* Records provided:
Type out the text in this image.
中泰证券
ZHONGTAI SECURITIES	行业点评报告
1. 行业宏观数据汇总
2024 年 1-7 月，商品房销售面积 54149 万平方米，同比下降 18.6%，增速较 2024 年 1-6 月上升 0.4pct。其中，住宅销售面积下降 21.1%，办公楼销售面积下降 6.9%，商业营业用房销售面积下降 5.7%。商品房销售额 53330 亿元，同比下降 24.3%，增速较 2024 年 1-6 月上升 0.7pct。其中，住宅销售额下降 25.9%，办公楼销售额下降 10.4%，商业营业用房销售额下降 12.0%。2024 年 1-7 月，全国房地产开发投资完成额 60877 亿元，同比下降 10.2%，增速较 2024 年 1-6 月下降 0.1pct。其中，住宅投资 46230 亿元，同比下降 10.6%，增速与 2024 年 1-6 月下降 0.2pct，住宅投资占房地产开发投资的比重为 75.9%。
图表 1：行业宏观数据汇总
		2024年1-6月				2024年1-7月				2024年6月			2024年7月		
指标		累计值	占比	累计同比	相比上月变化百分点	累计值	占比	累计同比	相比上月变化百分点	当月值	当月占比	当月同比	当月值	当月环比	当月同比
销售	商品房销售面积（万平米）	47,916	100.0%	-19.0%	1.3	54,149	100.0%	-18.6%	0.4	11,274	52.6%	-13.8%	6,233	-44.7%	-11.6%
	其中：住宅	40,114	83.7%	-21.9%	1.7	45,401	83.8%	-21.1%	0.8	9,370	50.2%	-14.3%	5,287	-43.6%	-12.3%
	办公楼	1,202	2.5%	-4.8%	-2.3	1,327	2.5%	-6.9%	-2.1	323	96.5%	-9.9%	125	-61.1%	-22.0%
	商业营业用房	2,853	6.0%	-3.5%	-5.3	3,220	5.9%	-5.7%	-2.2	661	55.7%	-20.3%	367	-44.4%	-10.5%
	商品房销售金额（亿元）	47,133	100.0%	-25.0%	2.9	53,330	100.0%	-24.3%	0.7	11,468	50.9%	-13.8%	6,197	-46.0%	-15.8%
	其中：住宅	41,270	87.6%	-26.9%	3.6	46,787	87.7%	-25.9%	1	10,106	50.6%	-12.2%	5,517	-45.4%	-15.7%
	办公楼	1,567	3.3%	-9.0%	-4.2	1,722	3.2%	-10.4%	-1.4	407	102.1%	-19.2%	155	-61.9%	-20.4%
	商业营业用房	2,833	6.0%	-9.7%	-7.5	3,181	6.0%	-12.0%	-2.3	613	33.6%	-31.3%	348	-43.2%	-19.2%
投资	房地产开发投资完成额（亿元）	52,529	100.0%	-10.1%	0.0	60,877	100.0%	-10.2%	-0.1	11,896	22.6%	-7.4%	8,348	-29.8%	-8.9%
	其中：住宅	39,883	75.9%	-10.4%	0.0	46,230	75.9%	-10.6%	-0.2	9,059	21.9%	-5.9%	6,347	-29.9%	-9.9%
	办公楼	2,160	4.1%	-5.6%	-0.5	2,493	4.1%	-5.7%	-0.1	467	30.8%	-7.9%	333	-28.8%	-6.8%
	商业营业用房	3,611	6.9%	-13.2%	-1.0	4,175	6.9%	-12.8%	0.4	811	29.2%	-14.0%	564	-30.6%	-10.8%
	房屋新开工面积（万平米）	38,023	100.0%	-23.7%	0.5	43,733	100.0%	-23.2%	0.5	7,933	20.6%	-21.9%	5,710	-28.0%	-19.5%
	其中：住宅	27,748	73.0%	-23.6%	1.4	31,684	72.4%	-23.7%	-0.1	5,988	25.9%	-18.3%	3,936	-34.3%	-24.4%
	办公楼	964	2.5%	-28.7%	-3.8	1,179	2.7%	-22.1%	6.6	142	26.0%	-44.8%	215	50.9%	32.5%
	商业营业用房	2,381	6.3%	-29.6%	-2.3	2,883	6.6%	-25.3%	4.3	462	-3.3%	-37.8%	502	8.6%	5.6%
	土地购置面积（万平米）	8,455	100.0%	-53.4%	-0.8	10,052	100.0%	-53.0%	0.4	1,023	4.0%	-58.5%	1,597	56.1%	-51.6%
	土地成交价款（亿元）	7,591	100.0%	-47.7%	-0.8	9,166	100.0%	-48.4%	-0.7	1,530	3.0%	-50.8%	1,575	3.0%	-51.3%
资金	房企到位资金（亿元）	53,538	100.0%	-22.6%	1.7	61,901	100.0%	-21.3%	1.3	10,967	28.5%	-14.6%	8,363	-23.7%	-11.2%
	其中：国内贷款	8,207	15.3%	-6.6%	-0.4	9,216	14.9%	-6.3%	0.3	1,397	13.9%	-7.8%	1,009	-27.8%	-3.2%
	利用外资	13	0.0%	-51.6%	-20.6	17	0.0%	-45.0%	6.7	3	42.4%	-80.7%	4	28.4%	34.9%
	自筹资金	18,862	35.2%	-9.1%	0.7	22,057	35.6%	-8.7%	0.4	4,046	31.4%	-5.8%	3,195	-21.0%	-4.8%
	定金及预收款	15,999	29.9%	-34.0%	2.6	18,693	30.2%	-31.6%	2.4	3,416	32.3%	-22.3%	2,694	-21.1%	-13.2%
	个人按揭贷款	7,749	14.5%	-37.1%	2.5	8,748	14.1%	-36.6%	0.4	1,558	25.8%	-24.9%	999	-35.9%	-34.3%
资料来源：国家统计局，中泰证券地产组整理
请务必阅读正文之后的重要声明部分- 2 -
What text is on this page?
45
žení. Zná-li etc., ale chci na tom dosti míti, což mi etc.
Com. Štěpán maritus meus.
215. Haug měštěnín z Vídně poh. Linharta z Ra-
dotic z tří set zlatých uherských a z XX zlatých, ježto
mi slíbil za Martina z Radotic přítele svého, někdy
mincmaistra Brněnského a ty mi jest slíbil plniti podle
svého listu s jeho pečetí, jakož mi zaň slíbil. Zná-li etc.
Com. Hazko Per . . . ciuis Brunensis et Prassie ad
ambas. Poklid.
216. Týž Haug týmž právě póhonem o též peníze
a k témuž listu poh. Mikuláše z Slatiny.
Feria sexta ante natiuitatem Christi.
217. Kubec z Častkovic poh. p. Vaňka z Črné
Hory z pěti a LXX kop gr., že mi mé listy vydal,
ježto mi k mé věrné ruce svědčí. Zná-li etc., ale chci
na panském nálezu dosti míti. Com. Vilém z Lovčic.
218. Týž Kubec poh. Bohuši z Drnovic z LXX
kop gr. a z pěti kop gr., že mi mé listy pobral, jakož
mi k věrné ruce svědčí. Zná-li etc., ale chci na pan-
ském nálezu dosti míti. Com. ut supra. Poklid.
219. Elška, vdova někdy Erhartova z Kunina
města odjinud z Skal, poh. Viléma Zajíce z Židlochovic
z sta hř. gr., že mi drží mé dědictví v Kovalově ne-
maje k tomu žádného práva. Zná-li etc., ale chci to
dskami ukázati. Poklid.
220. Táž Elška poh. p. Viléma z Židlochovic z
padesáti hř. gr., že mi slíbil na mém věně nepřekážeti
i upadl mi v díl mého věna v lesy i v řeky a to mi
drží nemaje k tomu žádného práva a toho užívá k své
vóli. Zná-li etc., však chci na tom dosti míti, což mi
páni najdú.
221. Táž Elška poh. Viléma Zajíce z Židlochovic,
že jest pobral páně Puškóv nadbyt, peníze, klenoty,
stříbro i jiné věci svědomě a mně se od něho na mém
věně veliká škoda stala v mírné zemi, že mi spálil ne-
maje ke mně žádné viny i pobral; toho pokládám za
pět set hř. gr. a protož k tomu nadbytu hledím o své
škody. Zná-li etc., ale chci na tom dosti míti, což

* Stated goal:
Write out the records shown above, exactly as they appear.

* Full answer:
Type out the text in this image.
中泰证券
ZHONGTAI SECURITIES	行业点评报告
1. 行业宏观数据汇总
2024 年 1-7 月，商品房销售面积 54149 万平方米，同比下降 18.6%，增速较 2024 年 1-6 月上升 0.4pct。其中，住宅销售面积下降 21.1%，办公楼销售面积下降 6.9%，商业营业用房销售面积下降 5.7%。商品房销售额 53330 亿元，同比下降 24.3%，增速较 2024 年 1-6 月上升 0.7pct。其中，住宅销售额下降 25.9%，办公楼销售额下降 10.4%，商业营业用房销售额下降 12.0%。2024 年 1-7 月，全国房地产开发投资完成额 60877 亿元，同比下降 10.2%，增速较 2024 年 1-6 月下降 0.1pct。其中，住宅投资 46230 亿元，同比下降 10.6%，增速与 2024 年 1-6 月下降 0.2pct，住宅投资占房地产开发投资的比重为 75.9%。
图表 1：行业宏观数据汇总
		2024年1-6月				2024年1-7月				2024年6月			2024年7月		
指标		累计值	占比	累计同比	相比上月变化百分点	累计值	占比	累计同比	相比上月变化百分点	当月值	当月占比	当月同比	当月值	当月环比	当月同比
销售	商品房销售面积（万平米）	47,916	100.0%	-19.0%	1.3	54,149	100.0%	-18.6%	0.4	11,274	52.6%	-13.8%	6,233	-44.7%	-11.6%
	其中：住宅	40,114	83.7%	-21.9%	1.7	45,401	83.8%	-21.1%	0.8	9,370	50.2%	-14.3%	5,287	-43.6%	-12.3%
	办公楼	1,202	2.5%	-4.8%	-2.3	1,327	2.5%	-6.9%	-2.1	323	96.5%	-9.9%	125	-61.1%	-22.0%
	商业营业用房	2,853	6.0%	-3.5%	-5.3	3,220	5.9%	-5.7%	-2.2	661	55.7%	-20.3%	367	-44.4%	-10.5%
	商品房销售金额（亿元）	47,133	100.0%	-25.0%	2.9	53,330	100.0%	-24.3%	0.7	11,468	50.9%	-13.8%	6,197	-46.0%	-15.8%
	其中：住宅	41,270	87.6%	-26.9%	3.6	46,787	87.7%	-25.9%	1	10,106	50.6%	-12.2%	5,517	-45.4%	-15.7%
	办公楼	1,567	3.3%	-9.0%	-4.2	1,722	3.2%	-10.4%	-1.4	407	102.1%	-19.2%	155	-61.9%	-20.4%
	商业营业用房	2,833	6.0%	-9.7%	-7.5	3,181	6.0%	-12.0%	-2.3	613	33.6%	-31.3%	348	-43.2%	-19.2%
投资	房地产开发投资完成额（亿元）	52,529	100.0%	-10.1%	0.0	60,877	100.0%	-10.2%	-0.1	11,896	22.6%	-7.4%	8,348	-29.8%	-8.9%
	其中：住宅	39,883	75.9%	-10.4%	0.0	46,230	75.9%	-10.6%	-0.2	9,059	21.9%	-5.9%	6,347	-29.9%	-9.9%
	办公楼	2,160	4.1%	-5.6%	-0.5	2,493	4.1%	-5.7%	-0.1	467	30.8%	-7.9%	333	-28.8%	-6.8%
	商业营业用房	3,611	6.9%	-13.2%	-1.0	4,175	6.9%	-12.8%	0.4	811	29.2%	-14.0%	564	-30.6%	-10.8%
	房屋新开工面积（万平米）	38,023	100.0%	-23.7%	0.5	43,733	100.0%	-23.2%	0.5	7,933	20.6%	-21.9%	5,710	-28.0%	-19.5%
	其中：住宅	27,748	73.0%	-23.6%	1.4	31,684	72.4%	-23.7%	-0.1	5,988	25.9%	-18.3%	3,936	-34.3%	-24.4%
	办公楼	964	2.5%	-28.7%	-3.8	1,179	2.7%	-22.1%	6.6	142	26.0%	-44.8%	215	50.9%	32.5%
	商业营业用房	2,381	6.3%	-29.6%	-2.3	2,883	6.6%	-25.3%	4.3	462	-3.3%	-37.8%	502	8.6%	5.6%
	土地购置面积（万平米）	8,455	100.0%	-53.4%	-0.8	10,052	100.0%	-53.0%	0.4	1,023	4.0%	-58.5%	1,597	56.1%	-51.6%
	土地成交价款（亿元）	7,591	100.0%	-47.7%	-0.8	9,166	100.0%	-48.4%	-0.7	1,530	3.0%	-50.8%	1,575	3.0%	-51.3%
资金	房企到位资金（亿元）	53,538	100.0%	-22.6%	1.7	61,901	100.0%	-21.3%	1.3	10,967	28.5%	-14.6%	8,363	-23.7%	-11.2%
	其中：国内贷款	8,207	15.3%	-6.6%	-0.4	9,216	14.9%	-6.3%	0.3	1,397	13.9%	-7.8%	1,009	-27.8%	-3.2%
	利用外资	13	0.0%	-51.6%	-20.6	17	0.0%	-45.0%	6.7	3	42.4%	-80.7%	4	28.4%	34.9%
	自筹资金	18,862	35.2%	-9.1%	0.7	22,057	35.6%	-8.7%	0.4	4,046	31.4%	-5.8%	3,195	-21.0%	-4.8%
	定金及预收款	15,999	29.9%	-34.0%	2.6	18,693	30.2%	-31.6%	2.4	3,416	32.3%	-22.3%	2,694	-21.1%	-13.2%
	个人按揭贷款	7,749	14.5%	-37.1%	2.5	8,748	14.1%	-36.6%	0.4	1,558	25.8%	-24.9%	999	-35.9%	-34.3%
资料来源：国家统计局，中泰证券地产组整理
请务必阅读正文之后的重要声明部分- 2 -
What text is on this page?
45
žení. Zná-li etc., ale chci na tom dosti míti, což mi etc.
Com. Štěpán maritus meus.
215. Haug měštěnín z Vídně poh. Linharta z Ra-
dotic z tří set zlatých uherských a z XX zlatých, ježto
mi slíbil za Martina z Radotic přítele svého, někdy
mincmaistra Brněnského a ty mi jest slíbil plniti podle
svého listu s jeho pečetí, jakož mi zaň slíbil. Zná-li etc.
Com. Hazko Per . . . ciuis Brunensis et Prassie ad
ambas. Poklid.
216. Týž Haug týmž právě póhonem o též peníze
a k témuž listu poh. Mikuláše z Slatiny.
Feria sexta ante natiuitatem Christi.
217. Kubec z Častkovic poh. p. Vaňka z Črné
Hory z pěti a LXX kop gr., že mi mé listy vydal,
ježto mi k mé věrné ruce svědčí. Zná-li etc., ale chci
na panském nálezu dosti míti. Com. Vilém z Lovčic.
218. Týž Kubec poh. Bohuši z Drnovic z LXX
kop gr. a z pěti kop gr., že mi mé listy pobral, jakož
mi k věrné ruce svědčí. Zná-li etc., ale chci na pan-
ském nálezu dosti míti. Com. ut supra. Poklid.
219. Elška, vdova někdy Erhartova z Kunina
města odjinud z Skal, poh. Viléma Zajíce z Židlochovic
z sta hř. gr., že mi drží mé dědictví v Kovalově ne-
maje k tomu žádného práva. Zná-li etc., ale chci to
dskami ukázati. Poklid.
220. Táž Elška poh. p. Viléma z Židlochovic z
padesáti hř. gr., že mi slíbil na mém věně nepřekážeti
i upadl mi v díl mého věna v lesy i v řeky a to mi
drží nemaje k tomu žádného práva a toho užívá k své
vóli. Zná-li etc., však chci na tom dosti míti, což mi
páni najdú.
221. Táž Elška poh. Viléma Zajíce z Židlochovic,
že jest pobral páně Puškóv nadbyt, peníze, klenoty,
stříbro i jiné věci svědomě a mně se od něho na mém
věně veliká škoda stala v mírné zemi, že mi spálil ne-
maje ke mně žádné viny i pobral; toho pokládám za
pět set hř. gr. a protož k tomu nadbytu hledím o své
škody. Zná-li etc., ale chci na tom dosti míti, což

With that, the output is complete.